THE RECORDS:
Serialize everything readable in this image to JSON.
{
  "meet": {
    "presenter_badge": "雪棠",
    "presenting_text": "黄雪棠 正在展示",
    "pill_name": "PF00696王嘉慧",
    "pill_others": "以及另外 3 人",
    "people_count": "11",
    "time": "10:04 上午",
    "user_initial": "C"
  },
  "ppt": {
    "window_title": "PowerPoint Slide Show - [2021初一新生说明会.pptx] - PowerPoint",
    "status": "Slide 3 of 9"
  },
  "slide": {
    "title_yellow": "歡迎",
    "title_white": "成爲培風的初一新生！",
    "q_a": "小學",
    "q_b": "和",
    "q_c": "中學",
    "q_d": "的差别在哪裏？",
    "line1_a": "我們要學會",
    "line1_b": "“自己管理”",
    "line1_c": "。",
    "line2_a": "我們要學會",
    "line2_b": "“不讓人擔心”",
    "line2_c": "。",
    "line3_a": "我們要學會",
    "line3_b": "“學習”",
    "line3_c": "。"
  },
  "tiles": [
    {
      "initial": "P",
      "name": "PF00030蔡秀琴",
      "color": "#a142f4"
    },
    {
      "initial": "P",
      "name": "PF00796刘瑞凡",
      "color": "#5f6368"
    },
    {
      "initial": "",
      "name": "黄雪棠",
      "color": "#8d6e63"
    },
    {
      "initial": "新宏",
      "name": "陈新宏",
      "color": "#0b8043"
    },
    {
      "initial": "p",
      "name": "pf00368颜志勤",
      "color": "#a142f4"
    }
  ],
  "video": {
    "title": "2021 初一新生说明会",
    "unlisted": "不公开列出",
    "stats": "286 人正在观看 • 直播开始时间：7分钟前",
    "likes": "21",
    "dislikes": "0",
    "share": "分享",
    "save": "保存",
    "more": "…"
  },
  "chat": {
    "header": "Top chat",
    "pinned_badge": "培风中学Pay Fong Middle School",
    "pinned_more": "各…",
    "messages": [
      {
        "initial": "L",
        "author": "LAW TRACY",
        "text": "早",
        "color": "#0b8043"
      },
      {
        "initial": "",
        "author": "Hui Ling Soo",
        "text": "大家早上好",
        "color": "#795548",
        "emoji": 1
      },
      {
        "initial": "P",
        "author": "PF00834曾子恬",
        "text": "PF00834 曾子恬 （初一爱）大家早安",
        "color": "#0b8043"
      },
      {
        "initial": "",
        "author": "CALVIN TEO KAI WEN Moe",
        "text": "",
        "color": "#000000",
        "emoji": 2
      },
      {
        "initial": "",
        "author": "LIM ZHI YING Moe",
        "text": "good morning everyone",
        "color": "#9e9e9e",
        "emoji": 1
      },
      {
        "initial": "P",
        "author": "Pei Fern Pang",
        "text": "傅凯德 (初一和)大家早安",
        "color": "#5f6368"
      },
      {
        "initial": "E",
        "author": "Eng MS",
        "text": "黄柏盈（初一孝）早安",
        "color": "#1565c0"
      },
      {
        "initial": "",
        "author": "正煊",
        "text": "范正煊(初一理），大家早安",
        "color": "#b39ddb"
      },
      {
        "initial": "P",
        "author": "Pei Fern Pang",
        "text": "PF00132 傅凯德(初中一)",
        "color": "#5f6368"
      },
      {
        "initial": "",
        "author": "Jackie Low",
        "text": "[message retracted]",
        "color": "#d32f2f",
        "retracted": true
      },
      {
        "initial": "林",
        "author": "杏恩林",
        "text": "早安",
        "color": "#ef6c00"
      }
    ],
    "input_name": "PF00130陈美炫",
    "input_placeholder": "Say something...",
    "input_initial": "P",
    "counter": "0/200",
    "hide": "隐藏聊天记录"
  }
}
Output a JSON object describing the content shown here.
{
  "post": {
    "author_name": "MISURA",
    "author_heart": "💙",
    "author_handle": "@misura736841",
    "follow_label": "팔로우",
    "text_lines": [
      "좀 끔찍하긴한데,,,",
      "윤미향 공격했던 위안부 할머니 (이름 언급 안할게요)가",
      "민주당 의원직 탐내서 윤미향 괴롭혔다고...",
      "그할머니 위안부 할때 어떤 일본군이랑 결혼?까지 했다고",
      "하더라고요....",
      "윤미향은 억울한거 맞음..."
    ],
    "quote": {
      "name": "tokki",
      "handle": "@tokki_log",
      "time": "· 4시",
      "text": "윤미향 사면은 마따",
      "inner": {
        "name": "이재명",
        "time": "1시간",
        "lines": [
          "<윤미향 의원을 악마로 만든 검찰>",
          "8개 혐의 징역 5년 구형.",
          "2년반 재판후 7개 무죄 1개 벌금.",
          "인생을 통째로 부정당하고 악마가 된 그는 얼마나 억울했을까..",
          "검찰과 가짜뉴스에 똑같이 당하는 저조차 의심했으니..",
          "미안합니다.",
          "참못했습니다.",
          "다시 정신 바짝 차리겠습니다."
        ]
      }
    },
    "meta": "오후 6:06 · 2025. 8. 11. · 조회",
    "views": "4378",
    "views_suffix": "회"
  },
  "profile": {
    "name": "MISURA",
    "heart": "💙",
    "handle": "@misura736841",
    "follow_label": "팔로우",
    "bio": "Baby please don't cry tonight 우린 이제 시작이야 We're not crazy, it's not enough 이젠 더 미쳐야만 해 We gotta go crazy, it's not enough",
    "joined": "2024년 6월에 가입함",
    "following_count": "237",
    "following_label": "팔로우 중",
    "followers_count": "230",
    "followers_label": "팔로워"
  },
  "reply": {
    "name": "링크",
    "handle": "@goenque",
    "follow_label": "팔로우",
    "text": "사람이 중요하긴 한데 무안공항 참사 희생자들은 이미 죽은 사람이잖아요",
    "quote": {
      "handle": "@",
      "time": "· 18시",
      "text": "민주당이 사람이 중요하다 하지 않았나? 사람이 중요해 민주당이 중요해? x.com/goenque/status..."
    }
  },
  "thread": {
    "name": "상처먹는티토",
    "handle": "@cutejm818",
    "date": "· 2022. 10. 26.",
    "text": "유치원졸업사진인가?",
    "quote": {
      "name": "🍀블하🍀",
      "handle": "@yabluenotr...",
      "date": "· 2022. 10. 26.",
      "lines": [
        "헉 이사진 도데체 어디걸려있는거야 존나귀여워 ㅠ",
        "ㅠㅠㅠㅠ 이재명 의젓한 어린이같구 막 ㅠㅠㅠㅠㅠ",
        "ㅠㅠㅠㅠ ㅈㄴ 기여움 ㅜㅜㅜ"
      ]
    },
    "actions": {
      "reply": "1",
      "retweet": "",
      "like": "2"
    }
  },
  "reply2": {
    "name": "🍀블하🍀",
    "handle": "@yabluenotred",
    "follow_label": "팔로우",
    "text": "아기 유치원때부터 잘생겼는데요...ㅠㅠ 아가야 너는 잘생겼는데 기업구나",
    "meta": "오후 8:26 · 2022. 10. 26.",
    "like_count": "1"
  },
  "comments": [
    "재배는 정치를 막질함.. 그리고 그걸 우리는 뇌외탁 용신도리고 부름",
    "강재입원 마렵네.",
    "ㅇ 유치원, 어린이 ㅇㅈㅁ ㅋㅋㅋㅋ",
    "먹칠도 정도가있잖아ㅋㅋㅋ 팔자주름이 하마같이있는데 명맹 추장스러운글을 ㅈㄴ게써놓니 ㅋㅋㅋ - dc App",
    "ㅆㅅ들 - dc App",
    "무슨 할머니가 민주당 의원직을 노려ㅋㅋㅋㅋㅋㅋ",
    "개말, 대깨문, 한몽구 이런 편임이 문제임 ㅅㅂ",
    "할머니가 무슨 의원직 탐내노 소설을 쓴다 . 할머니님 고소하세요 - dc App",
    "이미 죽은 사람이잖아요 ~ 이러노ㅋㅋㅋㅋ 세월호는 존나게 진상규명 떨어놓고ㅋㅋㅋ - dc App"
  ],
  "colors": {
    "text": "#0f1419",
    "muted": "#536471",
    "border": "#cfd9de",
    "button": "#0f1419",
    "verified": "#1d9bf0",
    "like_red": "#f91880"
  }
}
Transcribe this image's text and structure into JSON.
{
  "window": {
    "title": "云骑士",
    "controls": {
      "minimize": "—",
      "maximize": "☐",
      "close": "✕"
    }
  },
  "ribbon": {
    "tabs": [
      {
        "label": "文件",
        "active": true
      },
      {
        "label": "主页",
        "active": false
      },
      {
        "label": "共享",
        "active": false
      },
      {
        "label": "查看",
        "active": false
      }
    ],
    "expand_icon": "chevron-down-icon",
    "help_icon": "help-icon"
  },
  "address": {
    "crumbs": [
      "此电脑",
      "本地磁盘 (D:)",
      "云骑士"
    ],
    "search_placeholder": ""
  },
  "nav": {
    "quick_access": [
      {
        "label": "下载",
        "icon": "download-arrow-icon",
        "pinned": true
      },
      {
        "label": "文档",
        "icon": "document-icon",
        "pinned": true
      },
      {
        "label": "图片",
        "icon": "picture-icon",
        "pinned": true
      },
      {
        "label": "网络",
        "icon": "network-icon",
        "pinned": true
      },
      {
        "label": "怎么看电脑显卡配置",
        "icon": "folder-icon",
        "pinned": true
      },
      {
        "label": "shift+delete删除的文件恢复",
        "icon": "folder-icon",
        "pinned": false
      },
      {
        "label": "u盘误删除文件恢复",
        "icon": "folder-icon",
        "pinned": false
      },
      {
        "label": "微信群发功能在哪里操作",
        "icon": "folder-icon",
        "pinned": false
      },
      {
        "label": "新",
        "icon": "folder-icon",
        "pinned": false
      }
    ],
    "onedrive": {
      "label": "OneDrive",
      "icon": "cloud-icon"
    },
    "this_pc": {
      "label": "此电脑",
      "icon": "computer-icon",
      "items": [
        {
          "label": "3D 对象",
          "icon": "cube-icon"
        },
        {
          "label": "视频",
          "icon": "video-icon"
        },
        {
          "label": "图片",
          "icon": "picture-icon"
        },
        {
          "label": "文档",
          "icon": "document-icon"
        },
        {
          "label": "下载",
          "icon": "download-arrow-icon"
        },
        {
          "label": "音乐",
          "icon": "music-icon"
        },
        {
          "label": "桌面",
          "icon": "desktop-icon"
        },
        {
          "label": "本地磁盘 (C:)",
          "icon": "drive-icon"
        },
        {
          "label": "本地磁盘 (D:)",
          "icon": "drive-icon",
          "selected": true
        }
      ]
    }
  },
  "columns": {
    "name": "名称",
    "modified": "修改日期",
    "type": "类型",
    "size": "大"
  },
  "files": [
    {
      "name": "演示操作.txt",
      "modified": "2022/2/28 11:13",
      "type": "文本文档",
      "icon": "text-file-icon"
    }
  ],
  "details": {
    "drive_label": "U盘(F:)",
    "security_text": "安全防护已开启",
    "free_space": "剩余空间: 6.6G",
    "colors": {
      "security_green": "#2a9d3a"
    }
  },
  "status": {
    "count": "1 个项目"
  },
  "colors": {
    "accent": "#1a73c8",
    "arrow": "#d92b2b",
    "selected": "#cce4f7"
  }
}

WRITTEN PROBLEM:
Filter the listing above for the string "我們要學會" and copy every matching line.

OUTPUT FOR THIS EXERCISE:
    "line1_a": "我們要學會",
    "line2_a": "我們要學會",
    "line3_a": "我們要學會",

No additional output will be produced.